> **Prompt**
Copy each line below exactly and leave the pictures out.

> **Records from a dataset**
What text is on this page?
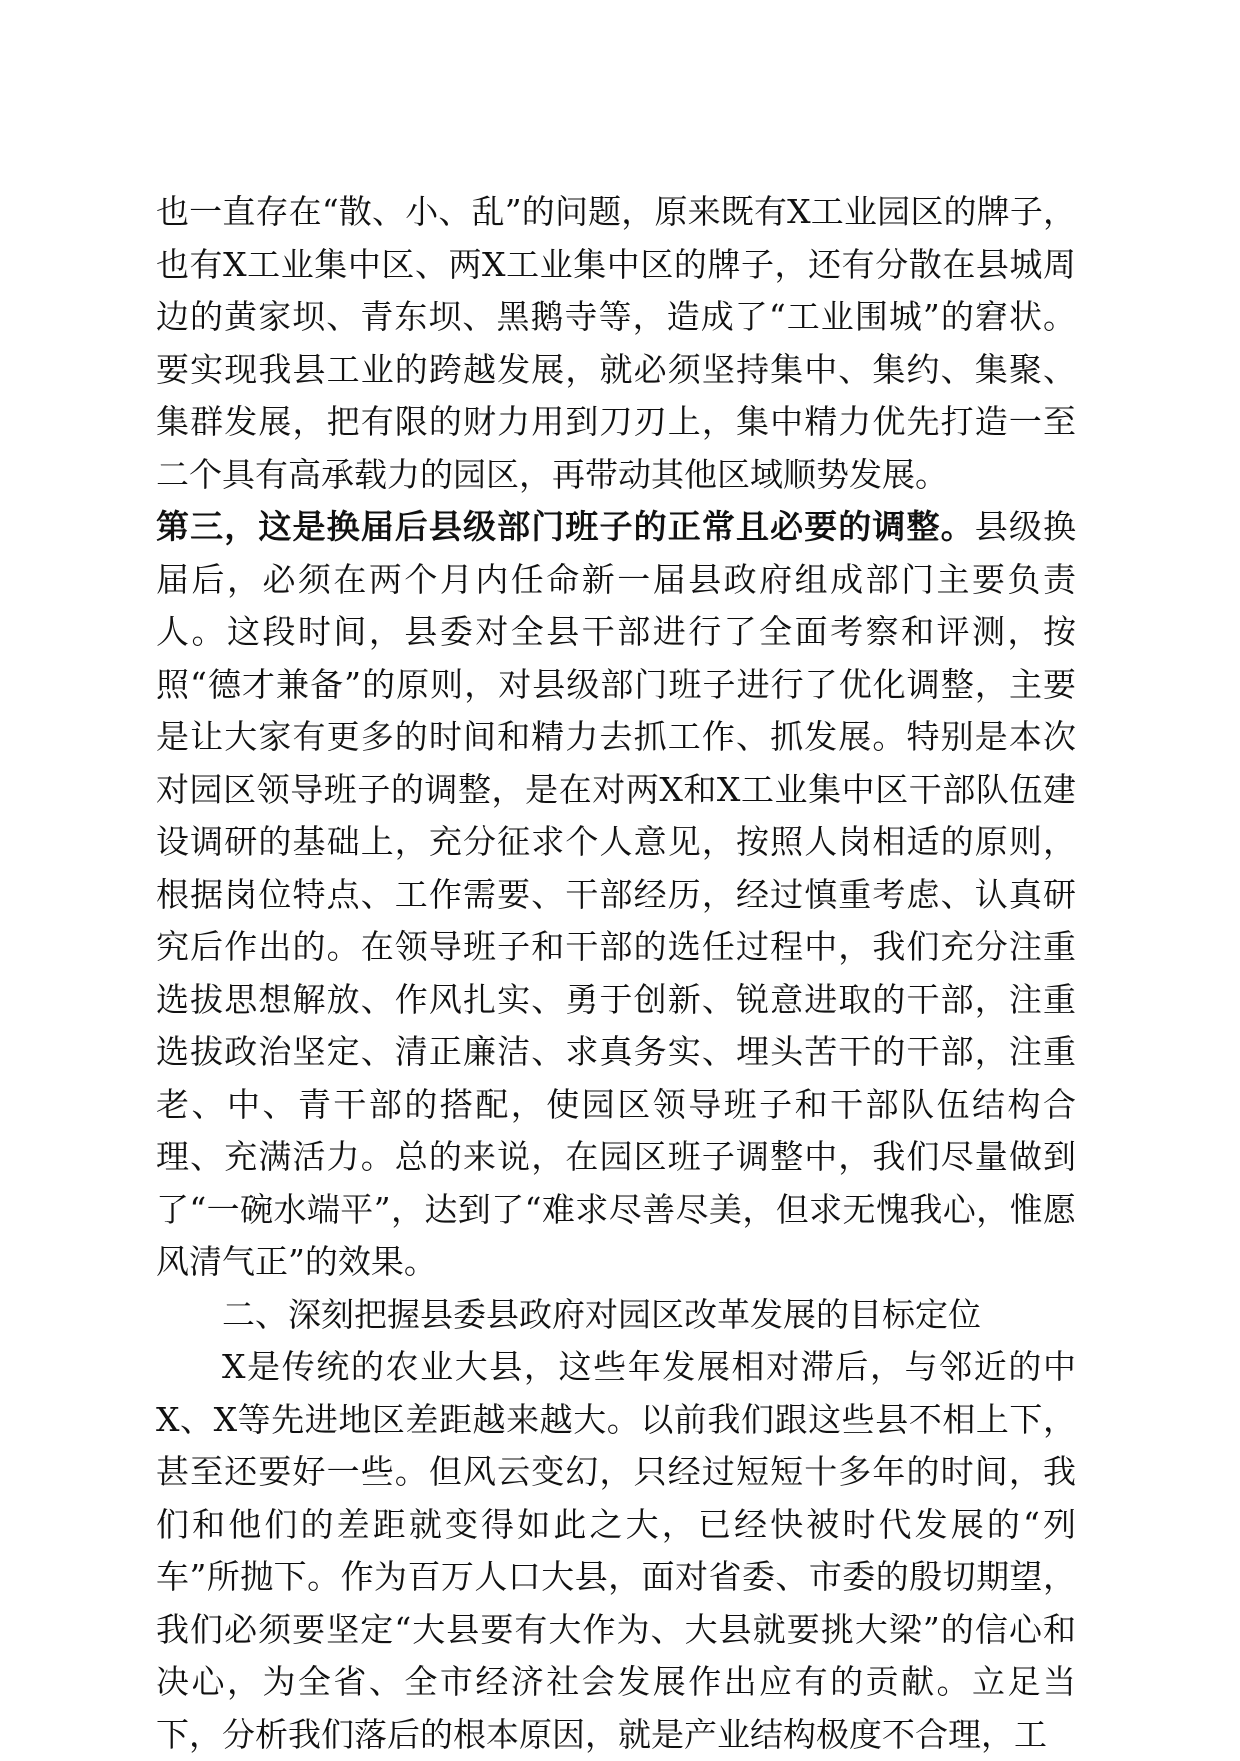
也一直存在“散、小、乱”的问题，原来既有X工业园区的牌子，也有X工业集中区、两X工业集中区的牌子，还有分散在县城周边的黄家坝、青东坝、黑鹅寺等，造成了“工业围城”的窘状。要实现我县工业的跨越发展，就必须坚持集中、集约、集聚、集群发展，把有限的财力用到刀刃上，集中精力优先打造一至二个具有高承载力的园区，再带动其他区域顺势发展。

第三，这是换届后县级部门班子的正常且必要的调整。县级换届后，必须在两个月内任命新一届县政府组成部门主要负责人。这段时间，县委对全县干部进行了全面考察和评测，按照“德才兼备”的原则，对县级部门班子进行了优化调整，主要是让大家有更多的时间和精力去抓工作、抓发展。特别是本次对园区领导班子的调整，是在对两X和X工业集中区干部队伍建设调研的基础上，充分征求个人意见，按照人岗相适的原则，根据岗位特点、工作需要、干部经历，经过慎重考虑、认真研究后作出的。在领导班子和干部的选任过程中，我们充分注重选拔思想解放、作风扎实、勇于创新、锐意进取的干部，注重选拔政治坚定、清正廉洁、求真务实、埋头苦干的干部，注重老、中、青干部的搭配，使园区领导班子和干部队伍结构合理、充满活力。总的来说，在园区班子调整中，我们尽量做到了“一碗水端平”，达到了“难求尽善尽美，但求无愧我心，惟愿风清气正”的效果。

二、深刻把握县委县政府对园区改革发展的目标定位

X是传统的农业大县，这些年发展相对滞后，与邻近的中X、X等先进地区差距越来越大。以前我们跟这些县不相上下，甚至还要好一些。但风云变幻，只经过短短十多年的时间，我们和他们的差距就变得如此之大，已经快被时代发展的“列车”所抛下。作为百万人口大县，面对省委、市委的殷切期望，我们必须要坚定“大县要有大作为、大县就要挑大梁”的信心和决心，为全省、全市经济社会发展作出应有的贡献。立足当下，分析我们落后的根本原因，就是产业结构极度不合理，工
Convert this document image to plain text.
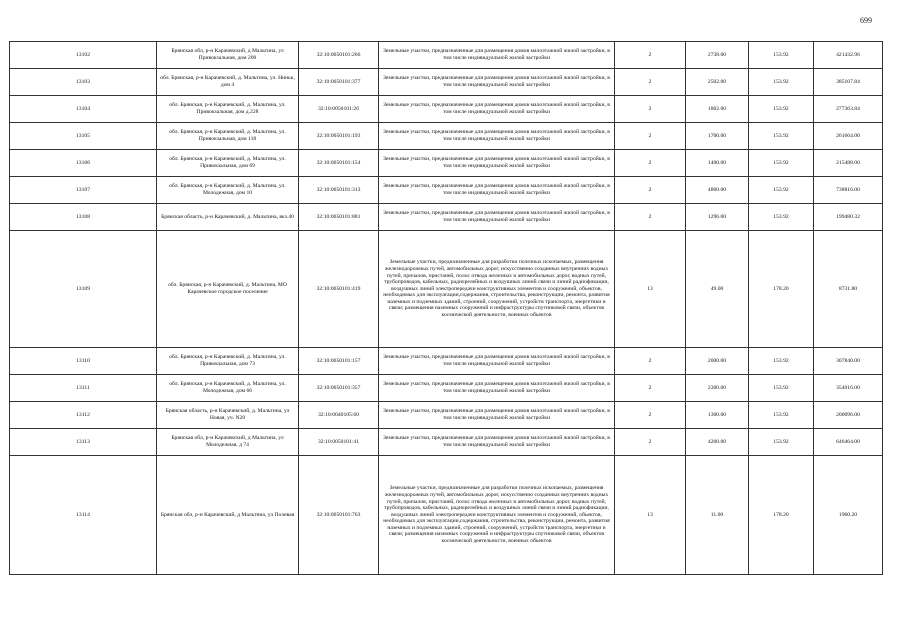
699
13102	Брянская обл, р-н Карачевский, д Мальтина, ул Привокзальная, дом 200	32:10:0050101:266	Земельные участки, предназначенные для размещения домов малоэтажной жилой застройки, в том числе индивидуальной жилой застройки	2	2738.00	153.92	421432.96
13103	обл. Брянская, р-н Карачевский, д. Мальтина, ул. Ниньк, дом 4	32:10:0050101:377	Земельные участки, предназначенные для размещения домов малоэтажной жилой застройки, в том числе индивидуальной жилой застройки	2	2502.00	153.92	385107.84
13104	обл. Брянская, р-н Карачевский, д. Мальтина, ул. Привокзальная, дом д.228	32:10:0050101:26	Земельные участки, предназначенные для размещения домов малоэтажной жилой застройки, в том числе индивидуальной жилой застройки	2	1802.00	153.92	277363.84
13105	обл. Брянская, р-н Карачевский, д. Мальтина, ул. Привокзальная, дом 118	32:10:0050101:193	Земельные участки, предназначенные для размещения домов малоэтажной жилой застройки, в том числе индивидуальной жилой застройки	2	1700.00	153.92	261664.00
13106	обл. Брянская, р-н Карачевский, д. Мальтина, ул. Привокзальная, дом 69	32:10:0050101:154	Земельные участки, предназначенные для размещения домов малоэтажной жилой застройки, в том числе индивидуальной жилой застройки	2	1400.00	153.92	215488.00
13107	обл. Брянская, р-н Карачевский, д. Мальтина, ул. Молодежная, дом 10	32:10:0050101:313	Земельные участки, предназначенные для размещения домов малоэтажной жилой застройки, в том числе индивидуальной жилой застройки	2	4800.00	153.92	738816.00
13108	Брянская область, р-н Карачевский, д. Мальтина, вкз.40	32:10:0050101:881	Земельные участки, предназначенные для размещения домов малоэтажной жилой застройки, в том числе индивидуальной жилой застройки	2	1296.00	153.92	199480.32
13109	обл. Брянская, р-н Карачевский, д. Мальтина, МО Карачевское городское поселение	32:10:0050101:419	Земельные участки, предназначенные для разработки полезных ископаемых, размещения железнодорожных путей, автомобильных дорог, искусственно созданных внутренних водных путей, причалов, пристаней, полос отвода железных и автомобильных дорог, водных путей, трубопроводов, кабельных, радиорелейных и воздушных линий связи и линий радиофикации, воздушных линий электропередачи конструктивных элементов и сооружений, объектов, необходимых для эксплуатации,содержания, строительства, реконструкции, ремонта, развития наземных и подземных зданий, строений, сооружений, устройств транспорта, энергетики и связи; размещения наземных сооружений и инфраструктуры спутниковой связи, объектов космической деятельности, военных объектов	13	49.00	178.20	8731.80
13110	обл. Брянская, р-н Карачевский, д. Мальтина, ул. Привокзальная, дом 73	32:10:0050101:157	Земельные участки, предназначенные для размещения домов малоэтажной жилой застройки, в том числе индивидуальной жилой застройки	2	2000.00	153.92	307840.00
13111	обл. Брянская, р-н Карачевский, д. Мальтина, ул. Молодежная, дом 66	32:10:0050101:357	Земельные участки, предназначенные для размещения домов малоэтажной жилой застройки, в том числе индивидуальной жилой застройки	2	2300.00	153.92	354016.00
13112	Брянская область, р-н Карачевский, д. Мальтина, ул Новая, уч. N20	32:10:0040105:60	Земельные участки, предназначенные для размещения домов малоэтажной жилой застройки, в том числе индивидуальной жилой застройки	2	1300.00	153.92	200096.00
13113	Брянская обл, р-н Карачевский, д Мальтина, ул Молодежная, д 74	32:10:0050101:41	Земельные участки, предназначенные для размещения домов малоэтажной жилой застройки, в том числе индивидуальной жилой застройки	2	4200.00	153.92	646464.00
13114	Брянская обл, р-н Карачевский, д Мальтина, ул Полевая	32:10:0050101:763	Земельные участки, предназначенные для разработки полезных ископаемых, размещения железнодорожных путей, автомобильных дорог, искусственно созданных внутренних водных путей, причалов, пристаней, полос отвода железных и автомобильных дорог, водных путей, трубопроводов, кабельных, радиорелейных и воздушных линий связи и линий радиофикации, воздушных линий электропередачи конструктивных элементов и сооружений, объектов, необходимых для эксплуатации,содержания, строительства, реконструкции, ремонта, развития наземных и подземных зданий, строений, сооружений, устройств транспорта, энергетики и связи; размещения наземных сооружений и инфраструктуры спутниковой связи, объектов космической деятельности, военных объектов	13	11.00	178.20	1960.20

> **Expected answer**
What text is on this page?
也一直存在“散、小、乱”的问题，原来既有X工业园区的牌子，也有X工业集中区、两X工业集中区的牌子，还有分散在县城周边的黄家坝、青东坝、黑鹅寺等，造成了“工业围城”的窘状。要实现我县工业的跨越发展，就必须坚持集中、集约、集聚、集群发展，把有限的财力用到刀刃上，集中精力优先打造一至二个具有高承载力的园区，再带动其他区域顺势发展。

第三，这是换届后县级部门班子的正常且必要的调整。县级换届后，必须在两个月内任命新一届县政府组成部门主要负责人。这段时间，县委对全县干部进行了全面考察和评测，按照“德才兼备”的原则，对县级部门班子进行了优化调整，主要是让大家有更多的时间和精力去抓工作、抓发展。特别是本次对园区领导班子的调整，是在对两X和X工业集中区干部队伍建设调研的基础上，充分征求个人意见，按照人岗相适的原则，根据岗位特点、工作需要、干部经历，经过慎重考虑、认真研究后作出的。在领导班子和干部的选任过程中，我们充分注重选拔思想解放、作风扎实、勇于创新、锐意进取的干部，注重选拔政治坚定、清正廉洁、求真务实、埋头苦干的干部，注重老、中、青干部的搭配，使园区领导班子和干部队伍结构合理、充满活力。总的来说，在园区班子调整中，我们尽量做到了“一碗水端平”，达到了“难求尽善尽美，但求无愧我心，惟愿风清气正”的效果。

二、深刻把握县委县政府对园区改革发展的目标定位

X是传统的农业大县，这些年发展相对滞后，与邻近的中X、X等先进地区差距越来越大。以前我们跟这些县不相上下，甚至还要好一些。但风云变幻，只经过短短十多年的时间，我们和他们的差距就变得如此之大，已经快被时代发展的“列车”所抛下。作为百万人口大县，面对省委、市委的殷切期望，我们必须要坚定“大县要有大作为、大县就要挑大梁”的信心和决心，为全省、全市经济社会发展作出应有的贡献。立足当下，分析我们落后的根本原因，就是产业结构极度不合理，工
Convert this document image to plain text.
699
13102	Брянская обл, р-н Карачевский, д Мальтина, ул Привокзальная, дом 200	32:10:0050101:266	Земельные участки, предназначенные для размещения домов малоэтажной жилой застройки, в том числе индивидуальной жилой застройки	2	2738.00	153.92	421432.96
13103	обл. Брянская, р-н Карачевский, д. Мальтина, ул. Ниньк, дом 4	32:10:0050101:377	Земельные участки, предназначенные для размещения домов малоэтажной жилой застройки, в том числе индивидуальной жилой застройки	2	2502.00	153.92	385107.84
13104	обл. Брянская, р-н Карачевский, д. Мальтина, ул. Привокзальная, дом д.228	32:10:0050101:26	Земельные участки, предназначенные для размещения домов малоэтажной жилой застройки, в том числе индивидуальной жилой застройки	2	1802.00	153.92	277363.84
13105	обл. Брянская, р-н Карачевский, д. Мальтина, ул. Привокзальная, дом 118	32:10:0050101:193	Земельные участки, предназначенные для размещения домов малоэтажной жилой застройки, в том числе индивидуальной жилой застройки	2	1700.00	153.92	261664.00
13106	обл. Брянская, р-н Карачевский, д. Мальтина, ул. Привокзальная, дом 69	32:10:0050101:154	Земельные участки, предназначенные для размещения домов малоэтажной жилой застройки, в том числе индивидуальной жилой застройки	2	1400.00	153.92	215488.00
13107	обл. Брянская, р-н Карачевский, д. Мальтина, ул. Молодежная, дом 10	32:10:0050101:313	Земельные участки, предназначенные для размещения домов малоэтажной жилой застройки, в том числе индивидуальной жилой застройки	2	4800.00	153.92	738816.00
13108	Брянская область, р-н Карачевский, д. Мальтина, вкз.40	32:10:0050101:881	Земельные участки, предназначенные для размещения домов малоэтажной жилой застройки, в том числе индивидуальной жилой застройки	2	1296.00	153.92	199480.32
13109	обл. Брянская, р-н Карачевский, д. Мальтина, МО Карачевское городское поселение	32:10:0050101:419	Земельные участки, предназначенные для разработки полезных ископаемых, размещения железнодорожных путей, автомобильных дорог, искусственно созданных внутренних водных путей, причалов, пристаней, полос отвода железных и автомобильных дорог, водных путей, трубопроводов, кабельных, радиорелейных и воздушных линий связи и линий радиофикации, воздушных линий электропередачи конструктивных элементов и сооружений, объектов, необходимых для эксплуатации,содержания, строительства, реконструкции, ремонта, развития наземных и подземных зданий, строений, сооружений, устройств транспорта, энергетики и связи; размещения наземных сооружений и инфраструктуры спутниковой связи, объектов космической деятельности, военных объектов	13	49.00	178.20	8731.80
13110	обл. Брянская, р-н Карачевский, д. Мальтина, ул. Привокзальная, дом 73	32:10:0050101:157	Земельные участки, предназначенные для размещения домов малоэтажной жилой застройки, в том числе индивидуальной жилой застройки	2	2000.00	153.92	307840.00
13111	обл. Брянская, р-н Карачевский, д. Мальтина, ул. Молодежная, дом 66	32:10:0050101:357	Земельные участки, предназначенные для размещения домов малоэтажной жилой застройки, в том числе индивидуальной жилой застройки	2	2300.00	153.92	354016.00
13112	Брянская область, р-н Карачевский, д. Мальтина, ул Новая, уч. N20	32:10:0040105:60	Земельные участки, предназначенные для размещения домов малоэтажной жилой застройки, в том числе индивидуальной жилой застройки	2	1300.00	153.92	200096.00
13113	Брянская обл, р-н Карачевский, д Мальтина, ул Молодежная, д 74	32:10:0050101:41	Земельные участки, предназначенные для размещения домов малоэтажной жилой застройки, в том числе индивидуальной жилой застройки	2	4200.00	153.92	646464.00
13114	Брянская обл, р-н Карачевский, д Мальтина, ул Полевая	32:10:0050101:763	Земельные участки, предназначенные для разработки полезных ископаемых, размещения железнодорожных путей, автомобильных дорог, искусственно созданных внутренних водных путей, причалов, пристаней, полос отвода железных и автомобильных дорог, водных путей, трубопроводов, кабельных, радиорелейных и воздушных линий связи и линий радиофикации, воздушных линий электропередачи конструктивных элементов и сооружений, объектов, необходимых для эксплуатации,содержания, строительства, реконструкции, ремонта, развития наземных и подземных зданий, строений, сооружений, устройств транспорта, энергетики и связи; размещения наземных сооружений и инфраструктуры спутниковой связи, объектов космической деятельности, военных объектов	13	11.00	178.20	1960.20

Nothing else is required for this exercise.